Figure record listings:
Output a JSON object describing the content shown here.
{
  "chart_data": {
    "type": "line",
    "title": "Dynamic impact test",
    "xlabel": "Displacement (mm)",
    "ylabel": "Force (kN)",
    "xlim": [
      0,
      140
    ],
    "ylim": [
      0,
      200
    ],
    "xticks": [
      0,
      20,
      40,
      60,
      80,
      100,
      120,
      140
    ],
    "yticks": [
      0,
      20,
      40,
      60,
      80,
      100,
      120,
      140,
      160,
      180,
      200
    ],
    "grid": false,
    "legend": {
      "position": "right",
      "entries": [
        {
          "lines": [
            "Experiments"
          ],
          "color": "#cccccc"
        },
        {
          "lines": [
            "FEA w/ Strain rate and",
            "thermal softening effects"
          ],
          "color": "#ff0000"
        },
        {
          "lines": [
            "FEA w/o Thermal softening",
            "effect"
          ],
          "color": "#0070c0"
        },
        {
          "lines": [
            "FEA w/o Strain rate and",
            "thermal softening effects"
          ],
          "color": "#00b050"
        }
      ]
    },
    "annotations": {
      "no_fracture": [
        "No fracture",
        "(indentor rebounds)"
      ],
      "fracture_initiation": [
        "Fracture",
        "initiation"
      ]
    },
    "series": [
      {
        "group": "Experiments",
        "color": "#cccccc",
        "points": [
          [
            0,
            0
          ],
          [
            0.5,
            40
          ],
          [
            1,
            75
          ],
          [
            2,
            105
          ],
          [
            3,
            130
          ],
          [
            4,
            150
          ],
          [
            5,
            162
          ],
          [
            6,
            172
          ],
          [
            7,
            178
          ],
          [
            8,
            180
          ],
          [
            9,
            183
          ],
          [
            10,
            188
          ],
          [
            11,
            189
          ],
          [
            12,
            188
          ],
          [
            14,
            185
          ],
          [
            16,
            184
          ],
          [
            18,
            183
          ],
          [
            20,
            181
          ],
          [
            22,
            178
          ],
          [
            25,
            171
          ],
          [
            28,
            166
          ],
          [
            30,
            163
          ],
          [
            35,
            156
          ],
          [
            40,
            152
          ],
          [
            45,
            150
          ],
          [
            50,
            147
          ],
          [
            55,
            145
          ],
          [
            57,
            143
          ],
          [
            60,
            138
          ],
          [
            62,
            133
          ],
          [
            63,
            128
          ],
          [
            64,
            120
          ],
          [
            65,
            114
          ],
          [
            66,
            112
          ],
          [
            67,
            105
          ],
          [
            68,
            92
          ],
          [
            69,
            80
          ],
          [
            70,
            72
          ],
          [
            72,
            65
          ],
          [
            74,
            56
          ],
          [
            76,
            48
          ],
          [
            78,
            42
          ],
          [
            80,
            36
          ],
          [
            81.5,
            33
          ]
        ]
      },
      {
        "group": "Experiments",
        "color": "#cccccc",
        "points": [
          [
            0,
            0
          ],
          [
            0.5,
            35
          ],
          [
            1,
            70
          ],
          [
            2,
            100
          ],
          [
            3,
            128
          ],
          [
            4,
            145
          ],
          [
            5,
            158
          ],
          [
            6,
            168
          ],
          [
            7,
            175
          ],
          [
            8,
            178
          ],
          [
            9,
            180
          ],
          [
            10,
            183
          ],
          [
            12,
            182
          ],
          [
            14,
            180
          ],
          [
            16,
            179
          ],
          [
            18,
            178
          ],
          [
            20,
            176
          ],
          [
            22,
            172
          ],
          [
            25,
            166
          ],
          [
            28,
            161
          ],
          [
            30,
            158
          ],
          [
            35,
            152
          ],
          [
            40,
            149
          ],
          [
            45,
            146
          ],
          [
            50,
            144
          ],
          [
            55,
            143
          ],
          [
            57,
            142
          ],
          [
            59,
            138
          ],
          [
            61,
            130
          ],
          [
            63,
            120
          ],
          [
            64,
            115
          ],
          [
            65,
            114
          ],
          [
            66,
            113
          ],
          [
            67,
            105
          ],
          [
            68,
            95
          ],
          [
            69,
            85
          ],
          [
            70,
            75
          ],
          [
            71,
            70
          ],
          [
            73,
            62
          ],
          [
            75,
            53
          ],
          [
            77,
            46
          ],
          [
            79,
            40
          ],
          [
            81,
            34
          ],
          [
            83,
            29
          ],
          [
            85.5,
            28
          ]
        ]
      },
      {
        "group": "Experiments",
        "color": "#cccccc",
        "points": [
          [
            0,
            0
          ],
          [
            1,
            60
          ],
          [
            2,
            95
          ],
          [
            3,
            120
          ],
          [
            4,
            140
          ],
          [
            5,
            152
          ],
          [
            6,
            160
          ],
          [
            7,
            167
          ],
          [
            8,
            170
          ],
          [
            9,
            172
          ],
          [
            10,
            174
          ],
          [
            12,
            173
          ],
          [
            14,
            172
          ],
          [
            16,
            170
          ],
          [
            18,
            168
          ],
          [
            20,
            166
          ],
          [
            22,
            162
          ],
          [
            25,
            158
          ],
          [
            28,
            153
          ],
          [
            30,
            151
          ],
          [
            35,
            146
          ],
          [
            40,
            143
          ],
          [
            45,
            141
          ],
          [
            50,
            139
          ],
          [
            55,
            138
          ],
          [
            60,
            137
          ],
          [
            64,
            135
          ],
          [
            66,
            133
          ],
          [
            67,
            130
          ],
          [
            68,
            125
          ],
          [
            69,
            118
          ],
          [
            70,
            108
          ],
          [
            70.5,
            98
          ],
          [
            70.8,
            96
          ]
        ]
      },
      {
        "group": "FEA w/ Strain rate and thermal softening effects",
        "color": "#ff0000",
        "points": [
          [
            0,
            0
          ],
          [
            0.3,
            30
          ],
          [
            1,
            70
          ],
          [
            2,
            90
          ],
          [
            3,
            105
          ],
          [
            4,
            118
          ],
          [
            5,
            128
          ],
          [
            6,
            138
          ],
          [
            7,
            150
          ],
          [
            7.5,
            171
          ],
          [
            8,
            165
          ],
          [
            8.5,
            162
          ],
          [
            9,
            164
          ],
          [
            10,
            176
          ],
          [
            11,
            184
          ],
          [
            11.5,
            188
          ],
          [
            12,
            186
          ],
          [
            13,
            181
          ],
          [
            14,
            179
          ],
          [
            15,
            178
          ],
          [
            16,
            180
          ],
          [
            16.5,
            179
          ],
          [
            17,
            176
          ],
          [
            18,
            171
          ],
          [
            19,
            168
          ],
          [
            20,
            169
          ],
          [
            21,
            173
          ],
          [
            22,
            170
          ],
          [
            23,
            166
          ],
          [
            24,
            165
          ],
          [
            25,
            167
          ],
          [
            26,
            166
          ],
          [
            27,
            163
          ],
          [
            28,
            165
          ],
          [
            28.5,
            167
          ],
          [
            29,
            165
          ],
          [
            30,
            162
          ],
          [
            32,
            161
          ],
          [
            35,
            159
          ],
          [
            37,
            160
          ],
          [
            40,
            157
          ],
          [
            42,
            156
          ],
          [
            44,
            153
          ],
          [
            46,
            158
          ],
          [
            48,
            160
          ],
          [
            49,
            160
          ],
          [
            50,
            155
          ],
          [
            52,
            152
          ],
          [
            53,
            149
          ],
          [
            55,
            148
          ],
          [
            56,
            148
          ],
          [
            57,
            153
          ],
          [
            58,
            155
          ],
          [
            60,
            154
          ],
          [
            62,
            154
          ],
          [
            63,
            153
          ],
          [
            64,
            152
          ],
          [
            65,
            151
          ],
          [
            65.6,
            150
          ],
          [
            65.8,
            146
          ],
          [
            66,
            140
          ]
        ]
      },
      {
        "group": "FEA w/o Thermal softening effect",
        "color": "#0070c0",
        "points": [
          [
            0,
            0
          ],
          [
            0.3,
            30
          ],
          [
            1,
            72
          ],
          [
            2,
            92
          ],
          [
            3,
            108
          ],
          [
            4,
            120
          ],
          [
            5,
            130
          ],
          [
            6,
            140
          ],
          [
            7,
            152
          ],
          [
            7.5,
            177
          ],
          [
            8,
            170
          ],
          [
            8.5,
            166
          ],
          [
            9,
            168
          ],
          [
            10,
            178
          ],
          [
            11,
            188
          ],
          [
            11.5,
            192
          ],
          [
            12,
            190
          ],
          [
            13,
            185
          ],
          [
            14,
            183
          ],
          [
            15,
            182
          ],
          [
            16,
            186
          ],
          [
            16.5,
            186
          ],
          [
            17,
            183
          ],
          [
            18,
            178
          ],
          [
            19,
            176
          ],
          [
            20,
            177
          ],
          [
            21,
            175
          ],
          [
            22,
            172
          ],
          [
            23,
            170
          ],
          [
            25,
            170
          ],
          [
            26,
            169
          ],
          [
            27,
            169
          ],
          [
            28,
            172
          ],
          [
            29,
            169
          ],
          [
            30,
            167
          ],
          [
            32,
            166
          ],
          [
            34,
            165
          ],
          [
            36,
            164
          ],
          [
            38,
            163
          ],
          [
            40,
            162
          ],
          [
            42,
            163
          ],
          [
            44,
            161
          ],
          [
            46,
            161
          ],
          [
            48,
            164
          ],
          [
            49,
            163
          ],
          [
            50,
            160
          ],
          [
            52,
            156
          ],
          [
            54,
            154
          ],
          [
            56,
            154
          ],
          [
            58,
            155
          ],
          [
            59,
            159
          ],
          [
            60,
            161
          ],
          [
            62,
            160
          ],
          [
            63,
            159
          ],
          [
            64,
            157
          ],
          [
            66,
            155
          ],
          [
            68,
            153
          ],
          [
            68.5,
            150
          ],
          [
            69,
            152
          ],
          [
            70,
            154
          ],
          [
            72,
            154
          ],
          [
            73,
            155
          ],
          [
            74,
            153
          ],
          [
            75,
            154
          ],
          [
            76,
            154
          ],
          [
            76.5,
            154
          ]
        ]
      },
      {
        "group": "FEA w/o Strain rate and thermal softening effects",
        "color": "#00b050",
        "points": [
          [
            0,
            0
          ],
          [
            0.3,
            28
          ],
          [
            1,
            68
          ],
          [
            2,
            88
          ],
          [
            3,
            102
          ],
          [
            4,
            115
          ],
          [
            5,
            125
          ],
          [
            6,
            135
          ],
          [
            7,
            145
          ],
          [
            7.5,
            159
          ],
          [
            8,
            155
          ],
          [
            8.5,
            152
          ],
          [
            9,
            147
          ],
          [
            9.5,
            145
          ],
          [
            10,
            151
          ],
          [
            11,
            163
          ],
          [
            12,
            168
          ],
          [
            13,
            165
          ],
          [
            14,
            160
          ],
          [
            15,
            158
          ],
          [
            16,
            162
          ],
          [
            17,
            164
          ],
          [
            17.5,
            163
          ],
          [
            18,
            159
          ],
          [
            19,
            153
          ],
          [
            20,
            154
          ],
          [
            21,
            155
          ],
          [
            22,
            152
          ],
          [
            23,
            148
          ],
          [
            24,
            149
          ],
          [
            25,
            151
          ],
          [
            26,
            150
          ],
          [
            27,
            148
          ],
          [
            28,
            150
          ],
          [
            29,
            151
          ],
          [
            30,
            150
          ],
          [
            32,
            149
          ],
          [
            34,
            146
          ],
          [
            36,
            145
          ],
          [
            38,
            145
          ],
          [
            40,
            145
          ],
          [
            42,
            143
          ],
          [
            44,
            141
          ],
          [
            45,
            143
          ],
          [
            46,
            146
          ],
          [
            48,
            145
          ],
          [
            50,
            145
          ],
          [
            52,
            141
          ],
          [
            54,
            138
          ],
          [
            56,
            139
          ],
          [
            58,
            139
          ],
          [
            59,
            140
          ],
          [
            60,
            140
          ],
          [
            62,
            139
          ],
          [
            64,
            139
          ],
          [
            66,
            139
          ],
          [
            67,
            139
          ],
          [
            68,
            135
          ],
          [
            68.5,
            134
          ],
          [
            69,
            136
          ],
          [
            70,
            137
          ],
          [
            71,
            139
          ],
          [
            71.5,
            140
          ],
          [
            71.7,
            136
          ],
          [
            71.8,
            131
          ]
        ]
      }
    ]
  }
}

**Problem to solve**:
Gather each line in these records that contains the string "color".

**Task output**:
          "color": "#cccccc"
          "color": "#ff0000"
          "color": "#0070c0"
          "color": "#00b050"
        "color": "#cccccc",
        "color": "#cccccc",
        "color": "#cccccc",
        "color": "#ff0000",
        "color": "#0070c0",
        "color": "#00b050",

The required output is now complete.